--- Start of MATERIAL FOR THE TASK ---

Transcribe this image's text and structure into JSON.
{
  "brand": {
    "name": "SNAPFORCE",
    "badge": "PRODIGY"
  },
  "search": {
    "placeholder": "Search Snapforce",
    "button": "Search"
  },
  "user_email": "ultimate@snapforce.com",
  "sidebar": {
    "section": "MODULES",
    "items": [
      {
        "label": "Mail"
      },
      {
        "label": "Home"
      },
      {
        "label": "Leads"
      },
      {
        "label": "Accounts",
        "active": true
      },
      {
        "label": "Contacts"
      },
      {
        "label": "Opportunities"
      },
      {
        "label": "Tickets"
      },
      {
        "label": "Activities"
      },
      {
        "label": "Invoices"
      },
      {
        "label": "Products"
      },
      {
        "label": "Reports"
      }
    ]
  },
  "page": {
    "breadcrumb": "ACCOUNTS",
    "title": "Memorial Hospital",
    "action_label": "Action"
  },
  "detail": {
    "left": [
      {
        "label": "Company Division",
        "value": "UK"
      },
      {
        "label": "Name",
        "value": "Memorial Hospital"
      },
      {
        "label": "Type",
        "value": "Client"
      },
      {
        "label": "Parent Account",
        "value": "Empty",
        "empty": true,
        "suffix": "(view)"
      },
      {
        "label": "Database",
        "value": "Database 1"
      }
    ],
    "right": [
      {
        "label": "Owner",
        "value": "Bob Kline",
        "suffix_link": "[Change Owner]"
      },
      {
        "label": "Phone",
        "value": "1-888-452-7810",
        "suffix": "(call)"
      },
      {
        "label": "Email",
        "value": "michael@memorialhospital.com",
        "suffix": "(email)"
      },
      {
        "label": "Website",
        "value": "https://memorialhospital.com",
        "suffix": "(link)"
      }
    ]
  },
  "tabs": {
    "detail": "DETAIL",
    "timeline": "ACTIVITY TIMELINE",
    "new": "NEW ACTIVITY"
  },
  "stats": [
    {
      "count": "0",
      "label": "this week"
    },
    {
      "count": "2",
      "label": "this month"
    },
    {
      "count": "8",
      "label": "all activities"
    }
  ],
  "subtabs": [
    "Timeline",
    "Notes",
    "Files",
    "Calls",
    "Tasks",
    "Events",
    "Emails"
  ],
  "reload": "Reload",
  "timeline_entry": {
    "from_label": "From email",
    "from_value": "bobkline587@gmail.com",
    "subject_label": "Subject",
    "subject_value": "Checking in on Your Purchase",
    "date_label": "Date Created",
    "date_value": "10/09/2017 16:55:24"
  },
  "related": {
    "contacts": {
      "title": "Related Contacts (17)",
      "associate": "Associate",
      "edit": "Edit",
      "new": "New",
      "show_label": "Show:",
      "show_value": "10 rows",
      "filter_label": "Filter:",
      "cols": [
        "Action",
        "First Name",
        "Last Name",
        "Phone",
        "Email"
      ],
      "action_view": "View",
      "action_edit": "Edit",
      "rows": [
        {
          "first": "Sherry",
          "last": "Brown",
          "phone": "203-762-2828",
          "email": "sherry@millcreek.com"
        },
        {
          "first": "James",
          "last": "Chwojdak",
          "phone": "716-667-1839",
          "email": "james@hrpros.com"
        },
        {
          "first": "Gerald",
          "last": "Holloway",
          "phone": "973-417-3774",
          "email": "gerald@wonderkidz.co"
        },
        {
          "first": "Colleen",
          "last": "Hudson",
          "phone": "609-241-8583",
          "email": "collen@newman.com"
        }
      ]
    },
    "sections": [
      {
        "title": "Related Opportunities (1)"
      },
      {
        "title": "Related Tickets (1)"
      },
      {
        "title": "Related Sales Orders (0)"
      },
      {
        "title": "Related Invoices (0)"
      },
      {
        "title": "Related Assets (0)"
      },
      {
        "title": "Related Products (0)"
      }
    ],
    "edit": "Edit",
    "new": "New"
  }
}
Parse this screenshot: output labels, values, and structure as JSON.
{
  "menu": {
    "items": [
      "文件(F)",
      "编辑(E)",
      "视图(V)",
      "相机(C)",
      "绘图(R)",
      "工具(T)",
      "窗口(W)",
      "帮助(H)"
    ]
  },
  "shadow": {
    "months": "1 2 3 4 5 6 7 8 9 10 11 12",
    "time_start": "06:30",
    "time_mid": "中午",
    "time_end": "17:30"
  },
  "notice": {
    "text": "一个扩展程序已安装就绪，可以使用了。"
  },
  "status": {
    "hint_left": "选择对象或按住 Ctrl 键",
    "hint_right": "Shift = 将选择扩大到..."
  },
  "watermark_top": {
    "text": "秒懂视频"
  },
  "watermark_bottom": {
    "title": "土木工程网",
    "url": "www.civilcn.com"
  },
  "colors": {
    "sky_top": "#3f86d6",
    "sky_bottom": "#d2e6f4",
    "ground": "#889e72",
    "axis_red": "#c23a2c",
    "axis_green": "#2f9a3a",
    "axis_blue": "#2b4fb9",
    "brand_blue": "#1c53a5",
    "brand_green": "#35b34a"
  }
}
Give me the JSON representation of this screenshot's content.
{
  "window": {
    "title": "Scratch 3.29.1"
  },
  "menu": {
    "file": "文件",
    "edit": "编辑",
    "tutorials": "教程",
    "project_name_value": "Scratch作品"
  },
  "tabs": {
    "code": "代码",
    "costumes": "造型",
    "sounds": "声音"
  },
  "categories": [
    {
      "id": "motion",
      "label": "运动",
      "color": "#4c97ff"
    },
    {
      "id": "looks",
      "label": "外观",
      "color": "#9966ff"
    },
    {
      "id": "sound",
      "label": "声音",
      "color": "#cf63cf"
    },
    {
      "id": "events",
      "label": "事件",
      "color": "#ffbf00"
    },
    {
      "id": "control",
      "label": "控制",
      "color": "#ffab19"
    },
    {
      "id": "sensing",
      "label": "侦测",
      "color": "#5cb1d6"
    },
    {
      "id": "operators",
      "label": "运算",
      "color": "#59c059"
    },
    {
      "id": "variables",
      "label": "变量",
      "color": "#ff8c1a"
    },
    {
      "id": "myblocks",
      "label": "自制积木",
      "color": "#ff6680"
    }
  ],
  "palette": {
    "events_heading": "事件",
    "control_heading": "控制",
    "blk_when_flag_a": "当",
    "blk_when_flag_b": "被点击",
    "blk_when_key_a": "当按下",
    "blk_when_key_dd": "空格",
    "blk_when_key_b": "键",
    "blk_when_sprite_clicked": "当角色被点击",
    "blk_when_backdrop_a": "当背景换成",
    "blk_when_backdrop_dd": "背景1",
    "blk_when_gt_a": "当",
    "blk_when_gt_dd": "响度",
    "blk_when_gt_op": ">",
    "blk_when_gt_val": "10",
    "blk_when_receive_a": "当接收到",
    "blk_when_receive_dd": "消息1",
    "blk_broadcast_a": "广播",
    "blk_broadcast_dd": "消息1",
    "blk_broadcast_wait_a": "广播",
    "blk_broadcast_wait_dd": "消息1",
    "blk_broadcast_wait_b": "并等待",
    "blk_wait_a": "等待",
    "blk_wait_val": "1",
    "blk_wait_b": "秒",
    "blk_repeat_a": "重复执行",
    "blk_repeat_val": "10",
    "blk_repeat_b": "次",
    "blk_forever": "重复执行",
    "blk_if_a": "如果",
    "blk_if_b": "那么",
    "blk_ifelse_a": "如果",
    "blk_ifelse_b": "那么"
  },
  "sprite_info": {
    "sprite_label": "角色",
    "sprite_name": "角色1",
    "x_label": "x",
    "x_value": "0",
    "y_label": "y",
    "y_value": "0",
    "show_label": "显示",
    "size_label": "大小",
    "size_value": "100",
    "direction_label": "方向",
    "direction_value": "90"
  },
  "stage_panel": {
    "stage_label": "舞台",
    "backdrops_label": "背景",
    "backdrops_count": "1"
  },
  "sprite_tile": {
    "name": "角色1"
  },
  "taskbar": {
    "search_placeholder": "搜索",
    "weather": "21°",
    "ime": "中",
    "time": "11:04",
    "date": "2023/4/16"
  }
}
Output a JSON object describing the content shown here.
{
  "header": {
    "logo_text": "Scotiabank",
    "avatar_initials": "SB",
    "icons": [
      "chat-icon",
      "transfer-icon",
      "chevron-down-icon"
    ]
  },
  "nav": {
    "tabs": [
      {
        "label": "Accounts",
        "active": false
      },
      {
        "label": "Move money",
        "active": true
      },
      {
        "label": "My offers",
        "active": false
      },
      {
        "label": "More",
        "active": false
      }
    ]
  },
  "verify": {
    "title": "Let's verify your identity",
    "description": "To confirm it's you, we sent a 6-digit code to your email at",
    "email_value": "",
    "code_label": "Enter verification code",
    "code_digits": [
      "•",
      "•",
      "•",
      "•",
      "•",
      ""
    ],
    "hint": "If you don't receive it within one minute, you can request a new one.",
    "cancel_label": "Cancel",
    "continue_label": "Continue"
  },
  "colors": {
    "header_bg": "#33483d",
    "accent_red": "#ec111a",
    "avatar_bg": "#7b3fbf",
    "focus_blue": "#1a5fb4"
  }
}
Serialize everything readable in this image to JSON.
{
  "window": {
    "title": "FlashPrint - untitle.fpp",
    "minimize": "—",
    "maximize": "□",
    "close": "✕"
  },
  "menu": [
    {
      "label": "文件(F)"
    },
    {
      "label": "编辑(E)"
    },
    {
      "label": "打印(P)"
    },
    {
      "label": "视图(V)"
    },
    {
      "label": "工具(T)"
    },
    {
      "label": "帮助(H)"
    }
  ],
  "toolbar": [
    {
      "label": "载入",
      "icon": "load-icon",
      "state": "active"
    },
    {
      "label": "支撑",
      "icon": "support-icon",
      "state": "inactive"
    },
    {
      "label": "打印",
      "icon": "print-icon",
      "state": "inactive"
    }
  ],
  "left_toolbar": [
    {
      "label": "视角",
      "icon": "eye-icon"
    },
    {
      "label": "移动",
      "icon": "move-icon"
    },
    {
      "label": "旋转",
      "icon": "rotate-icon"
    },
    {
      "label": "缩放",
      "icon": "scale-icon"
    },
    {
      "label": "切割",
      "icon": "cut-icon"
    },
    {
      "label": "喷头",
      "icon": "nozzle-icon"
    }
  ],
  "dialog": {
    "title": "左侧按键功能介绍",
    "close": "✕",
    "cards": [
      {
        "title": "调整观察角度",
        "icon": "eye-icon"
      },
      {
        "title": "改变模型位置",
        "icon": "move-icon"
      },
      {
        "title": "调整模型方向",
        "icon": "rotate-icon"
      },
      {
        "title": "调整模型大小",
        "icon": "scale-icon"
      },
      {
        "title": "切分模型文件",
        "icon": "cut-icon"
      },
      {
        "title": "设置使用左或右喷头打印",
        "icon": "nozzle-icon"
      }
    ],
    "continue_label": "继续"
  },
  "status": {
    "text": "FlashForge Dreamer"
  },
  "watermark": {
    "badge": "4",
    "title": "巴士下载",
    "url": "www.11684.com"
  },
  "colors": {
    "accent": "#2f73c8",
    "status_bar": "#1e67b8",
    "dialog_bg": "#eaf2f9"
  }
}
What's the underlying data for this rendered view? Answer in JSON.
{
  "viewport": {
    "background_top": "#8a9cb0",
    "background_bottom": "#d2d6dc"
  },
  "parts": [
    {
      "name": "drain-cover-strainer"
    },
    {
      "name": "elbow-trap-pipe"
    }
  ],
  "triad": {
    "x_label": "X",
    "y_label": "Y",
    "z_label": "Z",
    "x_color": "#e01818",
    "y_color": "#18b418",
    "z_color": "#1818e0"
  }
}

--- End of MATERIAL FOR THE TASK ---

AIM:
Give nothing but the number of lines containing the string "memorialhospital".

SOLVED PROBLEM:
2